» **GOAL**: Find every line in the records below that holds the word "международные", and copy it out.

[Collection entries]
####

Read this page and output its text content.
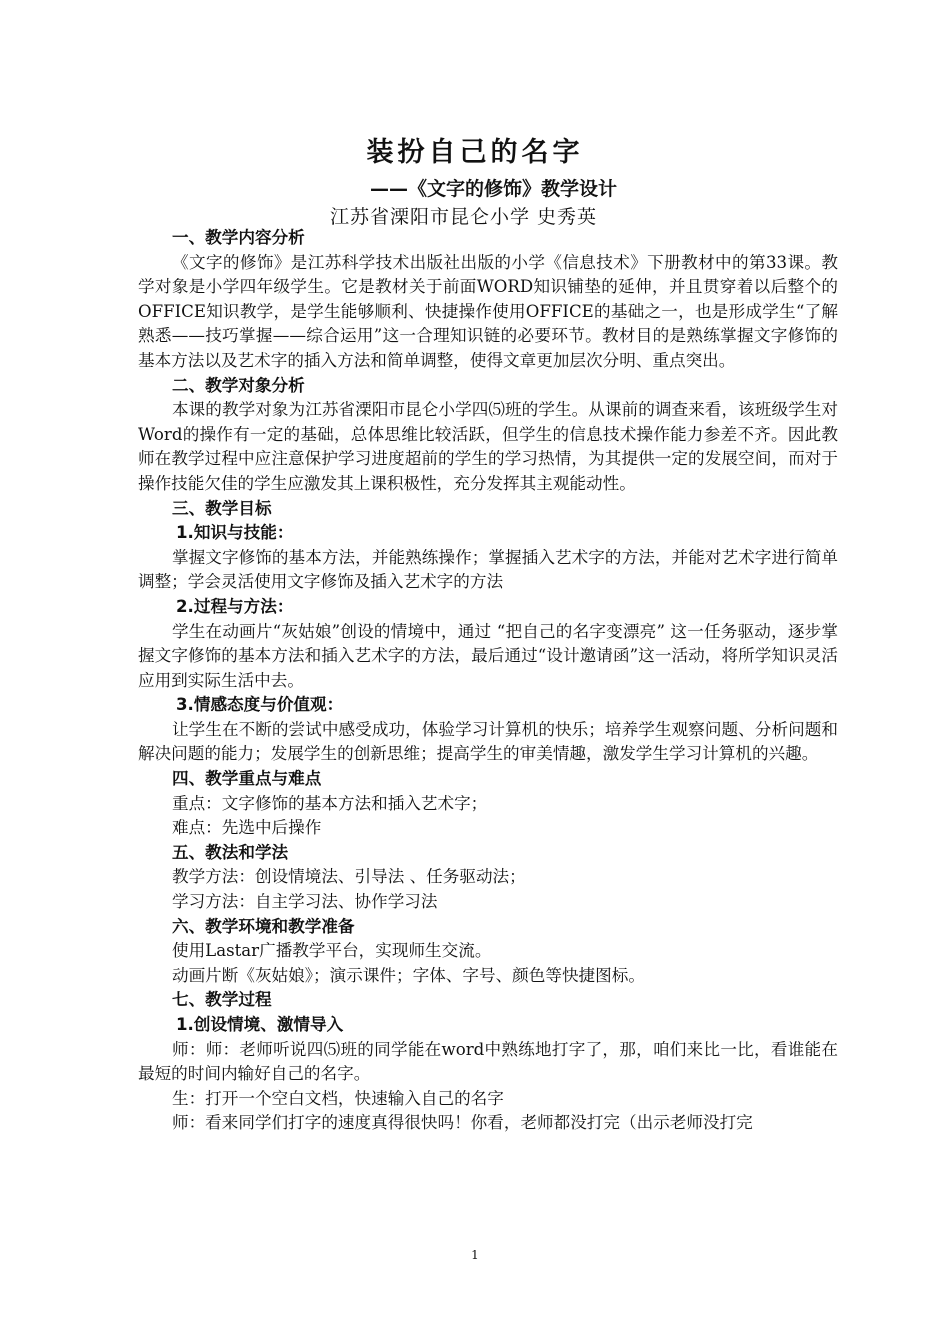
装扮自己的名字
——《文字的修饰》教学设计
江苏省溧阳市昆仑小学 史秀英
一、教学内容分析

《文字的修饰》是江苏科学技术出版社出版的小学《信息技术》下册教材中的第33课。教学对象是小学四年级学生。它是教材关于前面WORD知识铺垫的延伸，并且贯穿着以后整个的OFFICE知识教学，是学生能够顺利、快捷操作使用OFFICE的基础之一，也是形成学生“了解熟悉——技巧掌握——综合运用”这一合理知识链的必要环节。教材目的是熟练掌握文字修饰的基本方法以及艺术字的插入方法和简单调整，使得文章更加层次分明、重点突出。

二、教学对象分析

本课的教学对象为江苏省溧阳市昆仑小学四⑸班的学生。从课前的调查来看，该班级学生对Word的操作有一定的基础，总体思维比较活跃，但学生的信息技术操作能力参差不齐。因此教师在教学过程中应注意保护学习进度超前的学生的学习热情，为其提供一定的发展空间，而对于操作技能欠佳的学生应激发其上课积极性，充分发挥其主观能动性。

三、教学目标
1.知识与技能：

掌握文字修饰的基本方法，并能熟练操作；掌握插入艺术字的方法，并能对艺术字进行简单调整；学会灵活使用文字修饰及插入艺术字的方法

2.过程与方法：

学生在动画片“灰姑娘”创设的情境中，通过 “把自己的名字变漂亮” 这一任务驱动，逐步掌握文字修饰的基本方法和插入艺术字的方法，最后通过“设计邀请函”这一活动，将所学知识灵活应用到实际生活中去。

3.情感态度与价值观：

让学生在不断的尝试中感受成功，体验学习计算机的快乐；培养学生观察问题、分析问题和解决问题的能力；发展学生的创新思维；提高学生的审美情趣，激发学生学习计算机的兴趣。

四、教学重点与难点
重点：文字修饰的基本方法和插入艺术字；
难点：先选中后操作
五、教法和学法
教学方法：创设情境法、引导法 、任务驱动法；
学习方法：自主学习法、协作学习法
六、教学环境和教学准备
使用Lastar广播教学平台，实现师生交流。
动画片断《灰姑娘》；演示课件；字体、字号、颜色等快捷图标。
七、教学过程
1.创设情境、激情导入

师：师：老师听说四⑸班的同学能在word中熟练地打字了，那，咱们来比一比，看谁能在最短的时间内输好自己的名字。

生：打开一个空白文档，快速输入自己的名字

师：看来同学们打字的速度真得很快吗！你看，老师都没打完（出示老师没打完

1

####

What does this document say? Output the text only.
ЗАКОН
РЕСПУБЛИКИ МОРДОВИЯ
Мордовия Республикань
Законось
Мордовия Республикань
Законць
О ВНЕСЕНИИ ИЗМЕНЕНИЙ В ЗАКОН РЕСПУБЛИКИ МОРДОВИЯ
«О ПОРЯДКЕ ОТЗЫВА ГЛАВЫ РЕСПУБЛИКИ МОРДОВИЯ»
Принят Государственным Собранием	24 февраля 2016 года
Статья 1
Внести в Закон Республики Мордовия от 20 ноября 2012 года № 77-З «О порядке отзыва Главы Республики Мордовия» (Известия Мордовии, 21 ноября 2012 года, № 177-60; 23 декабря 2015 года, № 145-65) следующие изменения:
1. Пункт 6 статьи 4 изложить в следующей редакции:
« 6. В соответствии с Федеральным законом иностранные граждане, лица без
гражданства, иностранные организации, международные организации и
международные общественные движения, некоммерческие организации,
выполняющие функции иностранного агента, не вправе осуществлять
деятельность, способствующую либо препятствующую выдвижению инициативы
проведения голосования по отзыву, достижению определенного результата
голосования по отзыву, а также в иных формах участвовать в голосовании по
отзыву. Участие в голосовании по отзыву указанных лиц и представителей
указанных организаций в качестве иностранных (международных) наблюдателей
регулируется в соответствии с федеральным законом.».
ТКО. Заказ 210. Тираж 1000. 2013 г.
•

####

» **TASK SOLUTION**:
гражданства, иностранные организации, международные организации и
международные общественные движения, некоммерческие организации,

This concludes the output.